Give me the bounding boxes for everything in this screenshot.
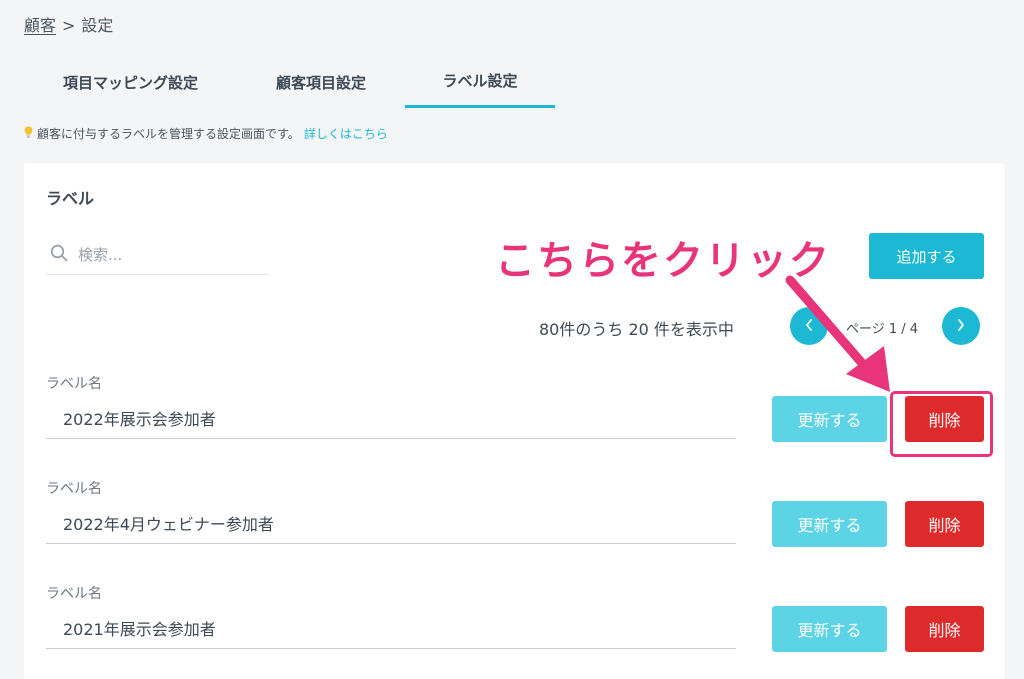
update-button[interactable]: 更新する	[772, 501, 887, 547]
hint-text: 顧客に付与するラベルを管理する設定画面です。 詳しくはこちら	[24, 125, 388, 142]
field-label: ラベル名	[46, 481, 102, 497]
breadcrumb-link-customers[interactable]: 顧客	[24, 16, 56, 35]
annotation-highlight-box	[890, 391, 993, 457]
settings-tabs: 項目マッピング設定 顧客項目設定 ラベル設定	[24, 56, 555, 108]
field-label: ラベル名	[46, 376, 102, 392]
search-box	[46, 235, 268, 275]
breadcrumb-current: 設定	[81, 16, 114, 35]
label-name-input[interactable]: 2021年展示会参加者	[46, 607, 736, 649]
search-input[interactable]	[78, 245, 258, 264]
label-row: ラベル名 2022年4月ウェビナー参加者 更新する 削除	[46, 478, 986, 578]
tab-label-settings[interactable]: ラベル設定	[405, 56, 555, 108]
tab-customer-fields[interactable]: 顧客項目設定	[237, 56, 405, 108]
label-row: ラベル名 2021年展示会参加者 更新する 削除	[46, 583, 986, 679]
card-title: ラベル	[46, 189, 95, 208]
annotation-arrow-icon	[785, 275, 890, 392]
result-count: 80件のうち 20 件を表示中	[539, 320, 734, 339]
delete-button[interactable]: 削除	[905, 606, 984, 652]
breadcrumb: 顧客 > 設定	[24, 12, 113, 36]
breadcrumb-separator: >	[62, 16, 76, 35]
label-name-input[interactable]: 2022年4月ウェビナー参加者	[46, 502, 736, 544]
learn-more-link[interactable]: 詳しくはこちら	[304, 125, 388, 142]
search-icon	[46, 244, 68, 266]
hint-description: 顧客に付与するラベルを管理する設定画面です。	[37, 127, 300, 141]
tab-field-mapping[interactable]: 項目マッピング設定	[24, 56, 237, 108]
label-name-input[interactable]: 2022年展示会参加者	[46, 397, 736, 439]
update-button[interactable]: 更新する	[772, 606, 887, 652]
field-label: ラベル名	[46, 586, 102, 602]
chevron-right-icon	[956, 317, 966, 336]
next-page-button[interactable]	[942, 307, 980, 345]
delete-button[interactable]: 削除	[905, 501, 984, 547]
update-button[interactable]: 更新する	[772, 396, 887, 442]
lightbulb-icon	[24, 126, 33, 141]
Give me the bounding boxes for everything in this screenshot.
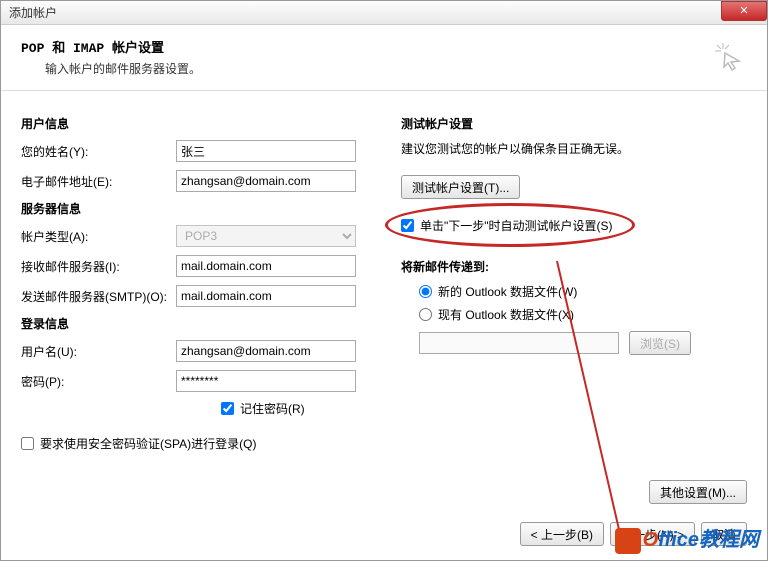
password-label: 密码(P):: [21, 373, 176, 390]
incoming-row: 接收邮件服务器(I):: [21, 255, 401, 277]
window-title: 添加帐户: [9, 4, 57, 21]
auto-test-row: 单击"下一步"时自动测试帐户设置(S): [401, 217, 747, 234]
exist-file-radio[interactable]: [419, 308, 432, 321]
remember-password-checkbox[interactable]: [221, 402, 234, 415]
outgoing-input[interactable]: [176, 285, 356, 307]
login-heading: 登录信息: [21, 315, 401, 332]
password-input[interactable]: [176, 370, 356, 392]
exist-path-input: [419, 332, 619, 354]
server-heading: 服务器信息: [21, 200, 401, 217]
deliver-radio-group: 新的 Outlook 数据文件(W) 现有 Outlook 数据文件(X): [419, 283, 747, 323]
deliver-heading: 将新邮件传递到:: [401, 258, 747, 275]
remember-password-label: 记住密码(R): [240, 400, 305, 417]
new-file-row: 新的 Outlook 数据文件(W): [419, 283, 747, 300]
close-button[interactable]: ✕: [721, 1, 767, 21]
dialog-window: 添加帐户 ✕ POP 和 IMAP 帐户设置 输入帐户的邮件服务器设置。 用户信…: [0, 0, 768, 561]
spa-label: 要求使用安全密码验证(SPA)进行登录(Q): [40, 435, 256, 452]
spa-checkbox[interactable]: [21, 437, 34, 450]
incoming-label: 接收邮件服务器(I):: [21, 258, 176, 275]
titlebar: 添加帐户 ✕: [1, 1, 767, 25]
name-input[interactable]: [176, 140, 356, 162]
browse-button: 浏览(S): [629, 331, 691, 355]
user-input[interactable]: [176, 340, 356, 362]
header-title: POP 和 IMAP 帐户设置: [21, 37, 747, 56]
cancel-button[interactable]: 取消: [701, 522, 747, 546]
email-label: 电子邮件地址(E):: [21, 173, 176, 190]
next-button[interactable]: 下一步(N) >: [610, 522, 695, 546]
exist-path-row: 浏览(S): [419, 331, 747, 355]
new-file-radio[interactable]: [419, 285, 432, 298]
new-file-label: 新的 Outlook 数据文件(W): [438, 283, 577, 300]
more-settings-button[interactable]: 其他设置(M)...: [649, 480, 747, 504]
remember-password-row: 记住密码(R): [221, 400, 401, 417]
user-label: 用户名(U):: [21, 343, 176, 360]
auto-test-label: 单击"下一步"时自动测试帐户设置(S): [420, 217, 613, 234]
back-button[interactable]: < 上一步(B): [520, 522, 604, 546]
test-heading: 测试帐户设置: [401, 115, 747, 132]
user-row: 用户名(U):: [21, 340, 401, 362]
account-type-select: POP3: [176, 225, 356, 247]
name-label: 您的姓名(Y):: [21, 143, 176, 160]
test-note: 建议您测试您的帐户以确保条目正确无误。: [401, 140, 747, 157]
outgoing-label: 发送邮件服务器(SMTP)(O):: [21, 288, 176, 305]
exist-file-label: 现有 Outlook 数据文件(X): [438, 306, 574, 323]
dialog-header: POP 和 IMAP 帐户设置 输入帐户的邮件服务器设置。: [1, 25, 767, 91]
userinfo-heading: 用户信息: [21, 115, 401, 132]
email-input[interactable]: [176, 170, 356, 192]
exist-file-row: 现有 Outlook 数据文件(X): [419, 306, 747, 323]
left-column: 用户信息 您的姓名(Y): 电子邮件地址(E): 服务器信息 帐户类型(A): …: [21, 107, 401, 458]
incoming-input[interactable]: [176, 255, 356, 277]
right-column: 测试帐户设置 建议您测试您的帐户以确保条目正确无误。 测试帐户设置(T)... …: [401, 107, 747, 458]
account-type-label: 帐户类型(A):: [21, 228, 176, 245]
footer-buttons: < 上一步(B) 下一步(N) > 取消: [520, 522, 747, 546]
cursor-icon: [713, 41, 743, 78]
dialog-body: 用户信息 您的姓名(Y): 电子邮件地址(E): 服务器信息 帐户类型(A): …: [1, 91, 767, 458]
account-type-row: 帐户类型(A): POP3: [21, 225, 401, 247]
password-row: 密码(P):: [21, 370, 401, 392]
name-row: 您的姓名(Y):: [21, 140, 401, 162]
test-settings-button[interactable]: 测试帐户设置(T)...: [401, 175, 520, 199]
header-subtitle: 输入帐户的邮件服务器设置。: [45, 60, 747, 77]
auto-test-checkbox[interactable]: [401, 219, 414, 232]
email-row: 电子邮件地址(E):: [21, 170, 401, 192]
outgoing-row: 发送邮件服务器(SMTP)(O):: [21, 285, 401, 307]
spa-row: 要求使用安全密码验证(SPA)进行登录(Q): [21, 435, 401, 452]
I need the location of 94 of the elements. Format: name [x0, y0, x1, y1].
* * *
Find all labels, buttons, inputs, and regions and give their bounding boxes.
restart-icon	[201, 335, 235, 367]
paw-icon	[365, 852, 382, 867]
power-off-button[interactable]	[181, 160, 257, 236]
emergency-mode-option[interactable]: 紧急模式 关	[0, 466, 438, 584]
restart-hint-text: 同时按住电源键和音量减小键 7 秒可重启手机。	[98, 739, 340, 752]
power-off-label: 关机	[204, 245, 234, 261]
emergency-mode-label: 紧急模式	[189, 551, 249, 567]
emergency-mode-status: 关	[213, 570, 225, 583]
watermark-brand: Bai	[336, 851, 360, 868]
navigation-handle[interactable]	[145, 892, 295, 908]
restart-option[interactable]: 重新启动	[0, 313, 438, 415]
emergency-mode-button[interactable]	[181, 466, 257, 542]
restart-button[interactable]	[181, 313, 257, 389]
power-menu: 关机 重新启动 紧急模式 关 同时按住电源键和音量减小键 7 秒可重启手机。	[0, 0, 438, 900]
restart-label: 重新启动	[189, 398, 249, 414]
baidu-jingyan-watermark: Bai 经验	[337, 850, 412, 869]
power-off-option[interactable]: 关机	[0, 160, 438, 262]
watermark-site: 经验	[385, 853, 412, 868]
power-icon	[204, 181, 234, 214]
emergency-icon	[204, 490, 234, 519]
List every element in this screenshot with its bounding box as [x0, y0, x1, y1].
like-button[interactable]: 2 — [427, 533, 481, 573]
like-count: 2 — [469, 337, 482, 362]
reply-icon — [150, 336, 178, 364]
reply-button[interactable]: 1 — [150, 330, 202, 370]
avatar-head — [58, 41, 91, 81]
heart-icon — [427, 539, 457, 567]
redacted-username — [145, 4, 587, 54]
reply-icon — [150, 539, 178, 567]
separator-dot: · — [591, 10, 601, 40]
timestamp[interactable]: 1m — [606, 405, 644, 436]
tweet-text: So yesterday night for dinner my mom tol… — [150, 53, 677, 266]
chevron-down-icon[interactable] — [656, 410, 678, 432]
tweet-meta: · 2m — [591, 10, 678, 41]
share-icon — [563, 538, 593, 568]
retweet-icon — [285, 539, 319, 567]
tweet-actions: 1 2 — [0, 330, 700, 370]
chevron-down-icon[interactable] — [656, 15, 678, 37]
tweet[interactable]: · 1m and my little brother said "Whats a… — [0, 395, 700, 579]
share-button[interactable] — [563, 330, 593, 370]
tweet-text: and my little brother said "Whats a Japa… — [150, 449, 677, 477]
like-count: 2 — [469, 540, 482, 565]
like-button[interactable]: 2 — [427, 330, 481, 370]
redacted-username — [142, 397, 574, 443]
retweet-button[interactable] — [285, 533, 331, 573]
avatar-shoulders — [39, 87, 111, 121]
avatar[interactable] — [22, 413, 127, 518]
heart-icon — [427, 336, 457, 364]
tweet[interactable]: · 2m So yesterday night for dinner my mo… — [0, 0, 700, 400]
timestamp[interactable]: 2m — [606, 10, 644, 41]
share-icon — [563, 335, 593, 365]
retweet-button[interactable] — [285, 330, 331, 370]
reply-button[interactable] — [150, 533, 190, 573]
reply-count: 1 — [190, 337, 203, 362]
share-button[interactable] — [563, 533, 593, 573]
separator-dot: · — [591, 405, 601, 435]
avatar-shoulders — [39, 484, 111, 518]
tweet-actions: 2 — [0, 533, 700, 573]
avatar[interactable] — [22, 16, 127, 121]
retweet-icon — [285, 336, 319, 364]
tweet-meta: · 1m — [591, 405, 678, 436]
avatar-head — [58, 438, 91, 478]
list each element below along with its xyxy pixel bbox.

* **Task to carry out**
Please print the part of the material above that opens with the line containing "password-label: 密码(P):: [21, 373, 176, 390]" and closes with the line containing "exist-file-radio[interactable]: [419, 308, 432, 321]", keeping both of those lines and every line between them unchanged.

* **Solution to this problem**
password-label: 密码(P):: [21, 373, 176, 390]
incoming-row: 接收邮件服务器(I):: [21, 255, 401, 277]
window-title: 添加帐户: [9, 4, 57, 21]
auto-test-row: 单击"下一步"时自动测试帐户设置(S): [401, 217, 747, 234]
exist-file-radio[interactable]: [419, 308, 432, 321]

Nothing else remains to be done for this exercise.